=== Recorded information ===
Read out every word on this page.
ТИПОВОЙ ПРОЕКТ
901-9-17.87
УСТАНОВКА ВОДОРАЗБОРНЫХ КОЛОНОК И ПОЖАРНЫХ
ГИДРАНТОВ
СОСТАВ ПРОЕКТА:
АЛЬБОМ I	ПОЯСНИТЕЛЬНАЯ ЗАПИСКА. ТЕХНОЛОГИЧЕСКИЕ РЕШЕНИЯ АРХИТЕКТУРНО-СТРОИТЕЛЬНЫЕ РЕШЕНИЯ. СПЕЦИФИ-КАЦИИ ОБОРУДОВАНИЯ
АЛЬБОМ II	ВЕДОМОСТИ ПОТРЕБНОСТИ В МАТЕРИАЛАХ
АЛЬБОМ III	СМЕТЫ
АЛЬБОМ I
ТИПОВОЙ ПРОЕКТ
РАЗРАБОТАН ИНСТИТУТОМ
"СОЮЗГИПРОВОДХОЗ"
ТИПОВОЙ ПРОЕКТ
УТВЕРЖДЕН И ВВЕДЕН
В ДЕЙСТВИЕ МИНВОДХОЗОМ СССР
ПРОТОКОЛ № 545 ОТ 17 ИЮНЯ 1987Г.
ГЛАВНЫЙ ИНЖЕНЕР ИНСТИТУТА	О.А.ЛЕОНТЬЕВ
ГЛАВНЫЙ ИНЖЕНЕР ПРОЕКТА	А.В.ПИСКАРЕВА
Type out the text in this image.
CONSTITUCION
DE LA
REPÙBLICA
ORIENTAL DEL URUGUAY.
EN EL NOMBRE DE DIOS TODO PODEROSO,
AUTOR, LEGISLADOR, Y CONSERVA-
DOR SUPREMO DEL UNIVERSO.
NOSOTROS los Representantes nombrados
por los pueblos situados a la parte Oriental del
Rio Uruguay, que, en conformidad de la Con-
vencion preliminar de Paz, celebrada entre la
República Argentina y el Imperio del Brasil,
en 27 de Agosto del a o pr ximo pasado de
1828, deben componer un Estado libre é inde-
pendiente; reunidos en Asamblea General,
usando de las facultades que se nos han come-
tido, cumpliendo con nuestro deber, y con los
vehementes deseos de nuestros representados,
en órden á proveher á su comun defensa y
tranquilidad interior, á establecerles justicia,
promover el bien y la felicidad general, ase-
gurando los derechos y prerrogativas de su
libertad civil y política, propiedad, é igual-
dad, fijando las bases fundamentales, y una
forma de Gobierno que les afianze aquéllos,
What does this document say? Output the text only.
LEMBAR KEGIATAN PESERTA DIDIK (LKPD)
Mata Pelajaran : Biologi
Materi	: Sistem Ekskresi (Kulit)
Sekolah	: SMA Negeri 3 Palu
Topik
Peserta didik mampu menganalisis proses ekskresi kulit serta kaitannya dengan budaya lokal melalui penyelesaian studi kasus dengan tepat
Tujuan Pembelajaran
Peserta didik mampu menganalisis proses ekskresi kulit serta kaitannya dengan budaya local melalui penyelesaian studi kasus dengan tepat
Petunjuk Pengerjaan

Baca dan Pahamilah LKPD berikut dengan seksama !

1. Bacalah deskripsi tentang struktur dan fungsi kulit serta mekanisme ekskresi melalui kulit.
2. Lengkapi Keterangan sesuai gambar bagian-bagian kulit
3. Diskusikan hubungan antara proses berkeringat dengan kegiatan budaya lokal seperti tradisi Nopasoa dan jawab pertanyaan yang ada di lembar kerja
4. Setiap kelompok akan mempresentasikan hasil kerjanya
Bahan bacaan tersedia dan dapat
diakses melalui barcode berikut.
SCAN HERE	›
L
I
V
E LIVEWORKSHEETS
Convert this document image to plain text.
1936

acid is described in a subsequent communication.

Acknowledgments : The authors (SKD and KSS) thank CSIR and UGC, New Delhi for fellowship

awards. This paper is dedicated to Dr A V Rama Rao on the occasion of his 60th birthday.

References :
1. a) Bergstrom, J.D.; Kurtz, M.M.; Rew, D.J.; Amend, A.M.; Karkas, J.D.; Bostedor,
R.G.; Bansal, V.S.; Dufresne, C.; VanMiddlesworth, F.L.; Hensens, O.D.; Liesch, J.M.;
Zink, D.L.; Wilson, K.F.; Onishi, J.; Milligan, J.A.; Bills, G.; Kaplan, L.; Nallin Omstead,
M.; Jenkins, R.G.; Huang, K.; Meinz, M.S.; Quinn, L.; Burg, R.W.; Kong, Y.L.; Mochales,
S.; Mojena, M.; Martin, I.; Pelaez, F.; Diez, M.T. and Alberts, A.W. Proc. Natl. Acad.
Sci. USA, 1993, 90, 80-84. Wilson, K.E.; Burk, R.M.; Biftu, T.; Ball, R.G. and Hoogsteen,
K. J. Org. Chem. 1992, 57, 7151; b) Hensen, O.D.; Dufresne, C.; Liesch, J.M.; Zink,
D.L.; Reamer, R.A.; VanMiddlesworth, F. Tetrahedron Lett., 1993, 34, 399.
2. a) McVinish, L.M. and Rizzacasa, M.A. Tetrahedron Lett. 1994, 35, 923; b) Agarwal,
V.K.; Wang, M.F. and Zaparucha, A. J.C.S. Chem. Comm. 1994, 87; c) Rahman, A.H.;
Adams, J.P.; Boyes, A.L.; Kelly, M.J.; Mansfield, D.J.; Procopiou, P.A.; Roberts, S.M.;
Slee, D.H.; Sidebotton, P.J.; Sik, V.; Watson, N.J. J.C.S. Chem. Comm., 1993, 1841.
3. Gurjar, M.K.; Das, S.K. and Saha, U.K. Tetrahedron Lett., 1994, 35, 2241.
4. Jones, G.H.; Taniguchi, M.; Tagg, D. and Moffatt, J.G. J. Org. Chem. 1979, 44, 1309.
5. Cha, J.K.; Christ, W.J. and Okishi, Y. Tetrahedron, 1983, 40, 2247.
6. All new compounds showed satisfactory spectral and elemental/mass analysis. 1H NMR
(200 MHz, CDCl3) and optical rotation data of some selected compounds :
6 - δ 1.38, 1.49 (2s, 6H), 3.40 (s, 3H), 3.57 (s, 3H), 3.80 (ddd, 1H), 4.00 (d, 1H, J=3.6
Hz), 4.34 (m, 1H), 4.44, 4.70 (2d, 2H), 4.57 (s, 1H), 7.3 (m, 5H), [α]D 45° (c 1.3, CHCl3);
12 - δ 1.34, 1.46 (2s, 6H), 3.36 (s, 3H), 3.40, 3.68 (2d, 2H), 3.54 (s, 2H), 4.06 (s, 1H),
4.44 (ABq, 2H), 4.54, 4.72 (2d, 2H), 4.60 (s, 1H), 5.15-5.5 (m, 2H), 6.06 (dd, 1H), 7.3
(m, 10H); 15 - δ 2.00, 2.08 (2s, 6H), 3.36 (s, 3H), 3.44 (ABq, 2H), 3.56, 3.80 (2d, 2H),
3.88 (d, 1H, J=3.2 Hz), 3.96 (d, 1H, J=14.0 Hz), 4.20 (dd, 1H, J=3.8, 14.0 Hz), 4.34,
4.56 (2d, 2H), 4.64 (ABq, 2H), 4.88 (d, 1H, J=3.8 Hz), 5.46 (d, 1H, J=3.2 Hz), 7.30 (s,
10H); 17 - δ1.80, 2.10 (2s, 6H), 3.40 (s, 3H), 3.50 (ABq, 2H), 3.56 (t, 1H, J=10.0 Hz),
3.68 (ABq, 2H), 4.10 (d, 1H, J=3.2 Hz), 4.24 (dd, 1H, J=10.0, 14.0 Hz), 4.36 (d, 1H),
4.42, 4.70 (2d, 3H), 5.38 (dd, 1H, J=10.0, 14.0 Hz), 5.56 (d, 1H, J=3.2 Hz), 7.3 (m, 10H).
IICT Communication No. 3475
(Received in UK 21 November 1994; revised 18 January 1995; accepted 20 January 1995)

=== Instruction ===
Write out the whole listing again, exactly as it stands.

=== Written response ===
Read out every word on this page.
ТИПОВОЙ ПРОЕКТ
901-9-17.87
УСТАНОВКА ВОДОРАЗБОРНЫХ КОЛОНОК И ПОЖАРНЫХ
ГИДРАНТОВ
СОСТАВ ПРОЕКТА:
АЛЬБОМ I	ПОЯСНИТЕЛЬНАЯ ЗАПИСКА. ТЕХНОЛОГИЧЕСКИЕ РЕШЕНИЯ АРХИТЕКТУРНО-СТРОИТЕЛЬНЫЕ РЕШЕНИЯ. СПЕЦИФИ-КАЦИИ ОБОРУДОВАНИЯ
АЛЬБОМ II	ВЕДОМОСТИ ПОТРЕБНОСТИ В МАТЕРИАЛАХ
АЛЬБОМ III	СМЕТЫ
АЛЬБОМ I
ТИПОВОЙ ПРОЕКТ
РАЗРАБОТАН ИНСТИТУТОМ
"СОЮЗГИПРОВОДХОЗ"
ТИПОВОЙ ПРОЕКТ
УТВЕРЖДЕН И ВВЕДЕН
В ДЕЙСТВИЕ МИНВОДХОЗОМ СССР
ПРОТОКОЛ № 545 ОТ 17 ИЮНЯ 1987Г.
ГЛАВНЫЙ ИНЖЕНЕР ИНСТИТУТА	О.А.ЛЕОНТЬЕВ
ГЛАВНЫЙ ИНЖЕНЕР ПРОЕКТА	А.В.ПИСКАРЕВА
Type out the text in this image.
CONSTITUCION
DE LA
REPÙBLICA
ORIENTAL DEL URUGUAY.
EN EL NOMBRE DE DIOS TODO PODEROSO,
AUTOR, LEGISLADOR, Y CONSERVA-
DOR SUPREMO DEL UNIVERSO.
NOSOTROS los Representantes nombrados
por los pueblos situados a la parte Oriental del
Rio Uruguay, que, en conformidad de la Con-
vencion preliminar de Paz, celebrada entre la
República Argentina y el Imperio del Brasil,
en 27 de Agosto del a o pr ximo pasado de
1828, deben componer un Estado libre é inde-
pendiente; reunidos en Asamblea General,
usando de las facultades que se nos han come-
tido, cumpliendo con nuestro deber, y con los
vehementes deseos de nuestros representados,
en órden á proveher á su comun defensa y
tranquilidad interior, á establecerles justicia,
promover el bien y la felicidad general, ase-
gurando los derechos y prerrogativas de su
libertad civil y política, propiedad, é igual-
dad, fijando las bases fundamentales, y una
forma de Gobierno que les afianze aquéllos,
What does this document say? Output the text only.
LEMBAR KEGIATAN PESERTA DIDIK (LKPD)
Mata Pelajaran : Biologi
Materi	: Sistem Ekskresi (Kulit)
Sekolah	: SMA Negeri 3 Palu
Topik
Peserta didik mampu menganalisis proses ekskresi kulit serta kaitannya dengan budaya lokal melalui penyelesaian studi kasus dengan tepat
Tujuan Pembelajaran
Peserta didik mampu menganalisis proses ekskresi kulit serta kaitannya dengan budaya local melalui penyelesaian studi kasus dengan tepat
Petunjuk Pengerjaan

Baca dan Pahamilah LKPD berikut dengan seksama !

1. Bacalah deskripsi tentang struktur dan fungsi kulit serta mekanisme ekskresi melalui kulit.
2. Lengkapi Keterangan sesuai gambar bagian-bagian kulit
3. Diskusikan hubungan antara proses berkeringat dengan kegiatan budaya lokal seperti tradisi Nopasoa dan jawab pertanyaan yang ada di lembar kerja
4. Setiap kelompok akan mempresentasikan hasil kerjanya
Bahan bacaan tersedia dan dapat
diakses melalui barcode berikut.
SCAN HERE	›
L
I
V
E LIVEWORKSHEETS
Convert this document image to plain text.
1936

acid is described in a subsequent communication.

Acknowledgments : The authors (SKD and KSS) thank CSIR and UGC, New Delhi for fellowship

awards. This paper is dedicated to Dr A V Rama Rao on the occasion of his 60th birthday.

References :
1. a) Bergstrom, J.D.; Kurtz, M.M.; Rew, D.J.; Amend, A.M.; Karkas, J.D.; Bostedor,
R.G.; Bansal, V.S.; Dufresne, C.; VanMiddlesworth, F.L.; Hensens, O.D.; Liesch, J.M.;
Zink, D.L.; Wilson, K.F.; Onishi, J.; Milligan, J.A.; Bills, G.; Kaplan, L.; Nallin Omstead,
M.; Jenkins, R.G.; Huang, K.; Meinz, M.S.; Quinn, L.; Burg, R.W.; Kong, Y.L.; Mochales,
S.; Mojena, M.; Martin, I.; Pelaez, F.; Diez, M.T. and Alberts, A.W. Proc. Natl. Acad.
Sci. USA, 1993, 90, 80-84. Wilson, K.E.; Burk, R.M.; Biftu, T.; Ball, R.G. and Hoogsteen,
K. J. Org. Chem. 1992, 57, 7151; b) Hensen, O.D.; Dufresne, C.; Liesch, J.M.; Zink,
D.L.; Reamer, R.A.; VanMiddlesworth, F. Tetrahedron Lett., 1993, 34, 399.
2. a) McVinish, L.M. and Rizzacasa, M.A. Tetrahedron Lett. 1994, 35, 923; b) Agarwal,
V.K.; Wang, M.F. and Zaparucha, A. J.C.S. Chem. Comm. 1994, 87; c) Rahman, A.H.;
Adams, J.P.; Boyes, A.L.; Kelly, M.J.; Mansfield, D.J.; Procopiou, P.A.; Roberts, S.M.;
Slee, D.H.; Sidebotton, P.J.; Sik, V.; Watson, N.J. J.C.S. Chem. Comm., 1993, 1841.
3. Gurjar, M.K.; Das, S.K. and Saha, U.K. Tetrahedron Lett., 1994, 35, 2241.
4. Jones, G.H.; Taniguchi, M.; Tagg, D. and Moffatt, J.G. J. Org. Chem. 1979, 44, 1309.
5. Cha, J.K.; Christ, W.J. and Okishi, Y. Tetrahedron, 1983, 40, 2247.
6. All new compounds showed satisfactory spectral and elemental/mass analysis. 1H NMR
(200 MHz, CDCl3) and optical rotation data of some selected compounds :
6 - δ 1.38, 1.49 (2s, 6H), 3.40 (s, 3H), 3.57 (s, 3H), 3.80 (ddd, 1H), 4.00 (d, 1H, J=3.6
Hz), 4.34 (m, 1H), 4.44, 4.70 (2d, 2H), 4.57 (s, 1H), 7.3 (m, 5H), [α]D 45° (c 1.3, CHCl3);
12 - δ 1.34, 1.46 (2s, 6H), 3.36 (s, 3H), 3.40, 3.68 (2d, 2H), 3.54 (s, 2H), 4.06 (s, 1H),
4.44 (ABq, 2H), 4.54, 4.72 (2d, 2H), 4.60 (s, 1H), 5.15-5.5 (m, 2H), 6.06 (dd, 1H), 7.3
(m, 10H); 15 - δ 2.00, 2.08 (2s, 6H), 3.36 (s, 3H), 3.44 (ABq, 2H), 3.56, 3.80 (2d, 2H),
3.88 (d, 1H, J=3.2 Hz), 3.96 (d, 1H, J=14.0 Hz), 4.20 (dd, 1H, J=3.8, 14.0 Hz), 4.34,
4.56 (2d, 2H), 4.64 (ABq, 2H), 4.88 (d, 1H, J=3.8 Hz), 5.46 (d, 1H, J=3.2 Hz), 7.30 (s,
10H); 17 - δ1.80, 2.10 (2s, 6H), 3.40 (s, 3H), 3.50 (ABq, 2H), 3.56 (t, 1H, J=10.0 Hz),
3.68 (ABq, 2H), 4.10 (d, 1H, J=3.2 Hz), 4.24 (dd, 1H, J=10.0, 14.0 Hz), 4.36 (d, 1H),
4.42, 4.70 (2d, 3H), 5.38 (dd, 1H, J=10.0, 14.0 Hz), 5.56 (d, 1H, J=3.2 Hz), 7.3 (m, 10H).
IICT Communication No. 3475
(Received in UK 21 November 1994; revised 18 January 1995; accepted 20 January 1995)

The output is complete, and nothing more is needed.